Stored data

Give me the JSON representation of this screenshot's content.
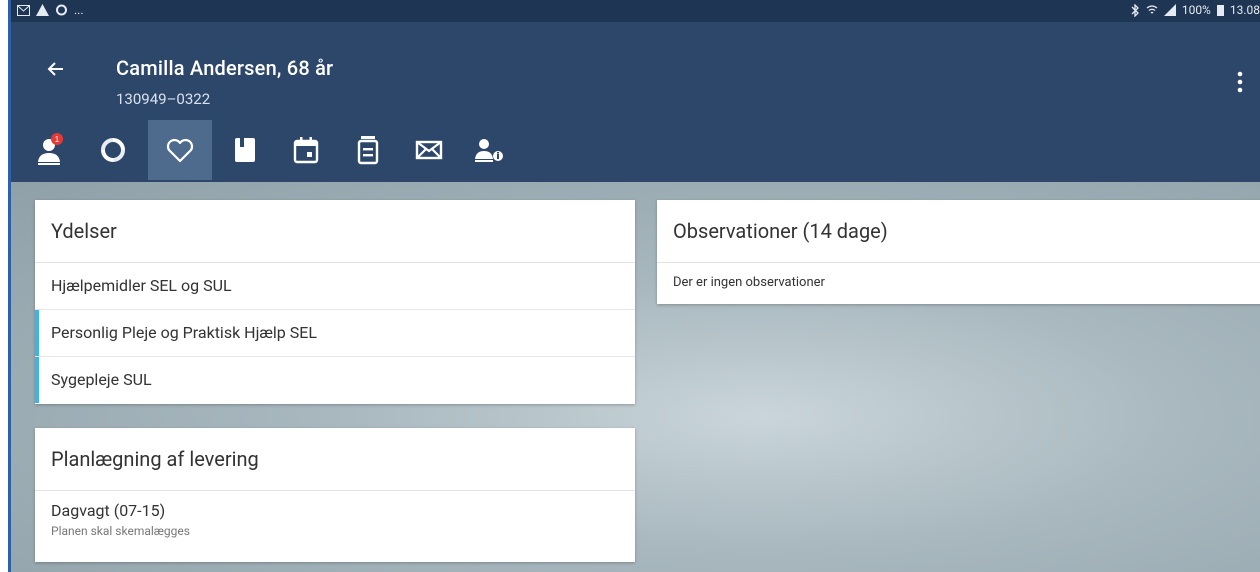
{
  "statusbar": {
    "left_text": "...",
    "battery": "100%",
    "time": "13.08"
  },
  "header": {
    "patient_name": "Camilla Andersen, 68 år",
    "patient_id": "130949–0322"
  },
  "tabs": [
    {
      "icon": "patient-alert-icon",
      "badge": "1"
    },
    {
      "icon": "cycle-icon"
    },
    {
      "icon": "heart-icon"
    },
    {
      "icon": "book-icon"
    },
    {
      "icon": "calendar-icon"
    },
    {
      "icon": "medicine-icon"
    },
    {
      "icon": "mail-icon"
    },
    {
      "icon": "person-info-icon"
    }
  ],
  "ydelser": {
    "title": "Ydelser",
    "items": [
      "Hjælpemidler SEL og SUL",
      "Personlig Pleje og Praktisk Hjælp SEL",
      "Sygepleje SUL"
    ]
  },
  "planlaegning": {
    "title": "Planlægning af levering",
    "item_title": "Dagvagt (07-15)",
    "item_sub": "Planen skal skemalægges"
  },
  "observationer": {
    "title": "Observationer (14 dage)",
    "empty_text": "Der er ingen observationer"
  },
  "colors": {
    "appbar": "#2d476b",
    "statusbar": "#1e3553",
    "accent": "#3db3e6",
    "badge": "#e53935"
  }
}
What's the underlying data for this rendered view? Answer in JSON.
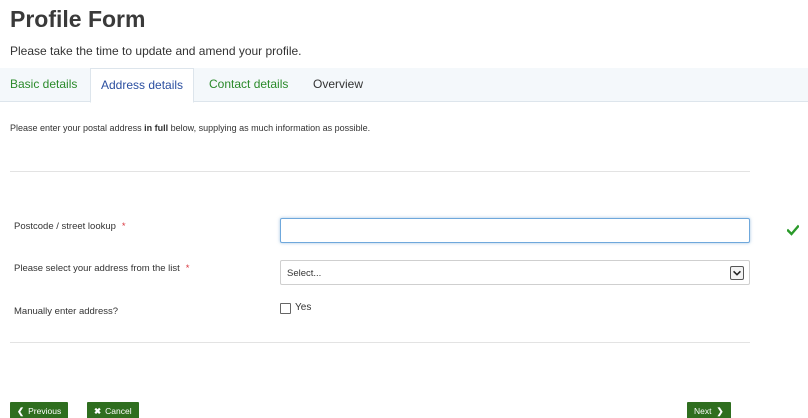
{
  "header": {
    "title": "Profile Form",
    "subtitle": "Please take the time to update and amend your profile."
  },
  "tabs": [
    {
      "label": "Basic details",
      "active": false
    },
    {
      "label": "Address details",
      "active": true
    },
    {
      "label": "Contact details",
      "active": false
    },
    {
      "label": "Overview",
      "active": false
    }
  ],
  "intro": {
    "before": "Please enter your postal address ",
    "bold": "in full",
    "after": " below, supplying as much information as possible."
  },
  "form": {
    "postcode": {
      "label": "Postcode / street lookup",
      "required_marker": "*",
      "value": "",
      "valid": true
    },
    "address_select": {
      "label": "Please select your address from the list",
      "required_marker": "*",
      "selected": "Select..."
    },
    "manual": {
      "label": "Manually enter address?",
      "option_label": "Yes",
      "checked": false
    }
  },
  "buttons": {
    "previous": "Previous",
    "cancel": "Cancel",
    "next": "Next"
  },
  "colors": {
    "accent_green": "#2f6e1f",
    "tab_link": "#2a8a2a",
    "tab_active": "#2b4fa0",
    "required": "#d9363e",
    "valid_check": "#2a9a2a"
  }
}
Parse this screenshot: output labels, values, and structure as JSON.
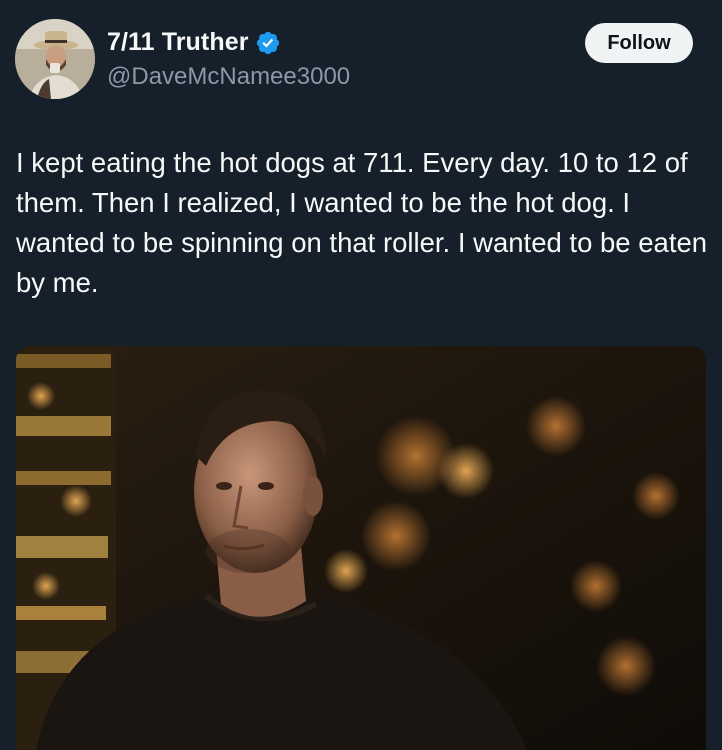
{
  "author": {
    "display_name": "7/11 Truther",
    "handle": "@DaveMcNamee3000",
    "verified": true
  },
  "actions": {
    "follow_label": "Follow"
  },
  "tweet": {
    "text": "I kept eating the hot dogs at 711. Every day. 10 to 12 of them. Then I realized, I wanted to be the hot dog. I wanted to be spinning on that roller. I wanted to be eaten by me."
  },
  "media": {
    "type": "photo"
  },
  "colors": {
    "background": "#15202b",
    "verified_badge": "#1d9bf0",
    "follow_button": "#eff3f4",
    "handle_text": "#8b98a5"
  },
  "icons": {
    "verified": "verified-badge-icon"
  }
}
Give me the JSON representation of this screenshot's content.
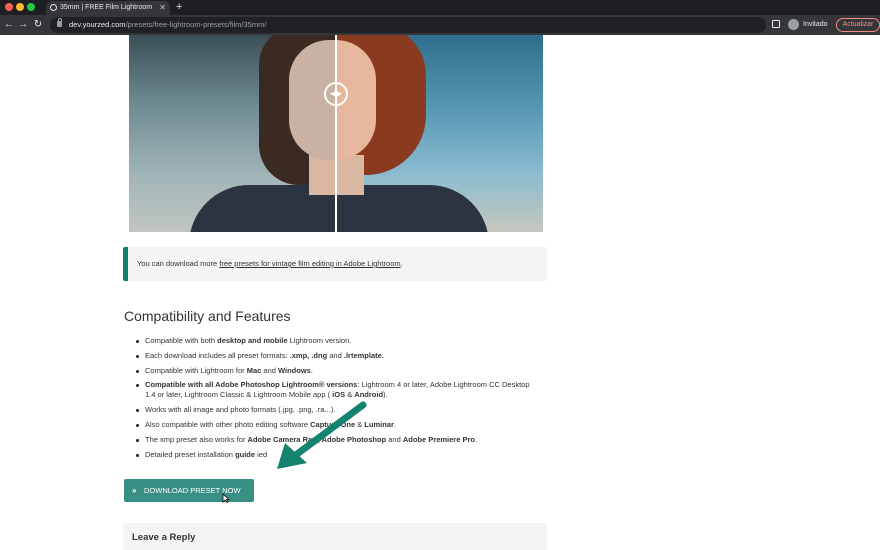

(PROBLEM REQUIREMENTS): Set down all the entries exactly as they appear, but skip any pictures.

(RESPONSE FOR THIS EXERCISE):
Give me the JSON representation of this screenshot's content.
{
  "statusbar": {
    "left_text": "...",
    "battery": "100%",
    "time": "13.08"
  },
  "header": {
    "patient_name": "Camilla Andersen, 68 år",
    "patient_id": "130949–0322"
  },
  "tabs": [
    {
      "icon": "patient-alert-icon",
      "badge": "1"
    },
    {
      "icon": "cycle-icon"
    },
    {
      "icon": "heart-icon"
    },
    {
      "icon": "book-icon"
    },
    {
      "icon": "calendar-icon"
    },
    {
      "icon": "medicine-icon"
    },
    {
      "icon": "mail-icon"
    },
    {
      "icon": "person-info-icon"
    }
  ],
  "ydelser": {
    "title": "Ydelser",
    "items": [
      "Hjælpemidler SEL og SUL",
      "Personlig Pleje og Praktisk Hjælp SEL",
      "Sygepleje SUL"
    ]
  },
  "planlaegning": {
    "title": "Planlægning af levering",
    "item_title": "Dagvagt (07-15)",
    "item_sub": "Planen skal skemalægges"
  },
  "observationer": {
    "title": "Observationer (14 dage)",
    "empty_text": "Der er ingen observationer"
  },
  "colors": {
    "appbar": "#2d476b",
    "statusbar": "#1e3553",
    "accent": "#3db3e6",
    "badge": "#e53935"
  }
}
What's the underlying data for this rendered view? Answer in JSON.
{
  "header": {
    "title": "Profile Form",
    "subtitle": "Please take the time to update and amend your profile."
  },
  "tabs": [
    {
      "label": "Basic details",
      "active": false
    },
    {
      "label": "Address details",
      "active": true
    },
    {
      "label": "Contact details",
      "active": false
    },
    {
      "label": "Overview",
      "active": false
    }
  ],
  "intro": {
    "before": "Please enter your postal address ",
    "bold": "in full",
    "after": " below, supplying as much information as possible."
  },
  "form": {
    "postcode": {
      "label": "Postcode / street lookup",
      "required_marker": "*",
      "value": "",
      "valid": true
    },
    "address_select": {
      "label": "Please select your address from the list",
      "required_marker": "*",
      "selected": "Select..."
    },
    "manual": {
      "label": "Manually enter address?",
      "option_label": "Yes",
      "checked": false
    }
  },
  "buttons": {
    "previous": "Previous",
    "cancel": "Cancel",
    "next": "Next"
  },
  "colors": {
    "accent_green": "#2f6e1f",
    "tab_link": "#2a8a2a",
    "tab_active": "#2b4fa0",
    "required": "#d9363e",
    "valid_check": "#2a9a2a"
  }
}
Parse this screenshot: output labels, values, and structure as JSON.
{
  "author": {
    "display_name": "7/11 Truther",
    "handle": "@DaveMcNamee3000",
    "verified": true
  },
  "actions": {
    "follow_label": "Follow"
  },
  "tweet": {
    "text": "I kept eating the hot dogs at 711. Every day. 10 to 12 of them. Then I realized, I wanted to be the hot dog. I wanted to be spinning on that roller. I wanted to be eaten by me."
  },
  "media": {
    "type": "photo"
  },
  "colors": {
    "background": "#15202b",
    "verified_badge": "#1d9bf0",
    "follow_button": "#eff3f4",
    "handle_text": "#8b98a5"
  },
  "icons": {
    "verified": "verified-badge-icon"
  }
}
Give me the JSON representation of this screenshot's content.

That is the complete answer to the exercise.